### What to work on
Return the records verbatim.

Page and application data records

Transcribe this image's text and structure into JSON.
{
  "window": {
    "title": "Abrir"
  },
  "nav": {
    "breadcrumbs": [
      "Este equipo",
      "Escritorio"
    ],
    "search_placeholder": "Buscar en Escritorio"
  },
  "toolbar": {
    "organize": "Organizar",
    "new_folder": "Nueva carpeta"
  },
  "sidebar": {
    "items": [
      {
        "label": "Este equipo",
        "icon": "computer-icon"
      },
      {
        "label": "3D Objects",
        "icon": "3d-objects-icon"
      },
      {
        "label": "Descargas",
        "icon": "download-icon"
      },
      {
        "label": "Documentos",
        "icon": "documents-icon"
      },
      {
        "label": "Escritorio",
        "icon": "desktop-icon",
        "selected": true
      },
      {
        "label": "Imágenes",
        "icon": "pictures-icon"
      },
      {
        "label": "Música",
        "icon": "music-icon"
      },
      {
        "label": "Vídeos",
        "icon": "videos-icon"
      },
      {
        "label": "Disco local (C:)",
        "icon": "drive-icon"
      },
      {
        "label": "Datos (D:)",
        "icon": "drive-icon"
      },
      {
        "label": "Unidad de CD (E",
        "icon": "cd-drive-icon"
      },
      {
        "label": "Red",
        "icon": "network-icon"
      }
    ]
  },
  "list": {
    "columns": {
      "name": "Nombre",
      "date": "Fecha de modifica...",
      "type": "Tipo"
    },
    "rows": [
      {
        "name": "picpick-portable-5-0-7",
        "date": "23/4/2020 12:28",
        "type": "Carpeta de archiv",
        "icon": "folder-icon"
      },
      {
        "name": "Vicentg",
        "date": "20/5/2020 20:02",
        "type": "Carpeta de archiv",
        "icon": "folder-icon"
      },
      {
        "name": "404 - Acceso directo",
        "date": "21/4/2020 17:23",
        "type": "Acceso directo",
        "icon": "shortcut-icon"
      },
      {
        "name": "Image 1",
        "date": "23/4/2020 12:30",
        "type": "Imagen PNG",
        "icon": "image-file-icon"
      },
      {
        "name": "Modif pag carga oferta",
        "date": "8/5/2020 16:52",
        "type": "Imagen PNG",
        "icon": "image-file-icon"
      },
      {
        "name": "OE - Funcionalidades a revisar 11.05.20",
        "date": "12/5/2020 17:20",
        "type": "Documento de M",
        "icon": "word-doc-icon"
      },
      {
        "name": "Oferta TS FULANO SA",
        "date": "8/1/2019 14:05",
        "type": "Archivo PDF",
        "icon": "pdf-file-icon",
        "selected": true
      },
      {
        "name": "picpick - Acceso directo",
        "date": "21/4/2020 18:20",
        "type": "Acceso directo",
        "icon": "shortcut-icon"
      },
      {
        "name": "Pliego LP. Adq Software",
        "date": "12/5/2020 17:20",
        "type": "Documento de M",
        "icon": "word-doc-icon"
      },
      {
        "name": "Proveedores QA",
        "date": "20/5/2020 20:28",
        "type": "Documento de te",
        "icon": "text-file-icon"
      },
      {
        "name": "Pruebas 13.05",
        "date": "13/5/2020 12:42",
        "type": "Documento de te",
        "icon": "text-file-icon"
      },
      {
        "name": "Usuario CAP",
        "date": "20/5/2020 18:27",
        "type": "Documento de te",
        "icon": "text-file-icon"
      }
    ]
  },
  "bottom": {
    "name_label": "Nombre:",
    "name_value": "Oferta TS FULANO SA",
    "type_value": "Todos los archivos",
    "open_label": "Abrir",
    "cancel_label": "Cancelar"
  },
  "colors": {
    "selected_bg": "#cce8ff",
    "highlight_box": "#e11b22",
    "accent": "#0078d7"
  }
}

### Answer for the task
Transcribe this image's text and structure into JSON.
{
  "window": {
    "title": "Abrir"
  },
  "nav": {
    "breadcrumbs": [
      "Este equipo",
      "Escritorio"
    ],
    "search_placeholder": "Buscar en Escritorio"
  },
  "toolbar": {
    "organize": "Organizar",
    "new_folder": "Nueva carpeta"
  },
  "sidebar": {
    "items": [
      {
        "label": "Este equipo",
        "icon": "computer-icon"
      },
      {
        "label": "3D Objects",
        "icon": "3d-objects-icon"
      },
      {
        "label": "Descargas",
        "icon": "download-icon"
      },
      {
        "label": "Documentos",
        "icon": "documents-icon"
      },
      {
        "label": "Escritorio",
        "icon": "desktop-icon",
        "selected": true
      },
      {
        "label": "Imágenes",
        "icon": "pictures-icon"
      },
      {
        "label": "Música",
        "icon": "music-icon"
      },
      {
        "label": "Vídeos",
        "icon": "videos-icon"
      },
      {
        "label": "Disco local (C:)",
        "icon": "drive-icon"
      },
      {
        "label": "Datos (D:)",
        "icon": "drive-icon"
      },
      {
        "label": "Unidad de CD (E",
        "icon": "cd-drive-icon"
      },
      {
        "label": "Red",
        "icon": "network-icon"
      }
    ]
  },
  "list": {
    "columns": {
      "name": "Nombre",
      "date": "Fecha de modifica...",
      "type": "Tipo"
    },
    "rows": [
      {
        "name": "picpick-portable-5-0-7",
        "date": "23/4/2020 12:28",
        "type": "Carpeta de archiv",
        "icon": "folder-icon"
      },
      {
        "name": "Vicentg",
        "date": "20/5/2020 20:02",
        "type": "Carpeta de archiv",
        "icon": "folder-icon"
      },
      {
        "name": "404 - Acceso directo",
        "date": "21/4/2020 17:23",
        "type": "Acceso directo",
        "icon": "shortcut-icon"
      },
      {
        "name": "Image 1",
        "date": "23/4/2020 12:30",
        "type": "Imagen PNG",
        "icon": "image-file-icon"
      },
      {
        "name": "Modif pag carga oferta",
        "date": "8/5/2020 16:52",
        "type": "Imagen PNG",
        "icon": "image-file-icon"
      },
      {
        "name": "OE - Funcionalidades a revisar 11.05.20",
        "date": "12/5/2020 17:20",
        "type": "Documento de M",
        "icon": "word-doc-icon"
      },
      {
        "name": "Oferta TS FULANO SA",
        "date": "8/1/2019 14:05",
        "type": "Archivo PDF",
        "icon": "pdf-file-icon",
        "selected": true
      },
      {
        "name": "picpick - Acceso directo",
        "date": "21/4/2020 18:20",
        "type": "Acceso directo",
        "icon": "shortcut-icon"
      },
      {
        "name": "Pliego LP. Adq Software",
        "date": "12/5/2020 17:20",
        "type": "Documento de M",
        "icon": "word-doc-icon"
      },
      {
        "name": "Proveedores QA",
        "date": "20/5/2020 20:28",
        "type": "Documento de te",
        "icon": "text-file-icon"
      },
      {
        "name": "Pruebas 13.05",
        "date": "13/5/2020 12:42",
        "type": "Documento de te",
        "icon": "text-file-icon"
      },
      {
        "name": "Usuario CAP",
        "date": "20/5/2020 18:27",
        "type": "Documento de te",
        "icon": "text-file-icon"
      }
    ]
  },
  "bottom": {
    "name_label": "Nombre:",
    "name_value": "Oferta TS FULANO SA",
    "type_value": "Todos los archivos",
    "open_label": "Abrir",
    "cancel_label": "Cancelar"
  },
  "colors": {
    "selected_bg": "#cce8ff",
    "highlight_box": "#e11b22",
    "accent": "#0078d7"
  }
}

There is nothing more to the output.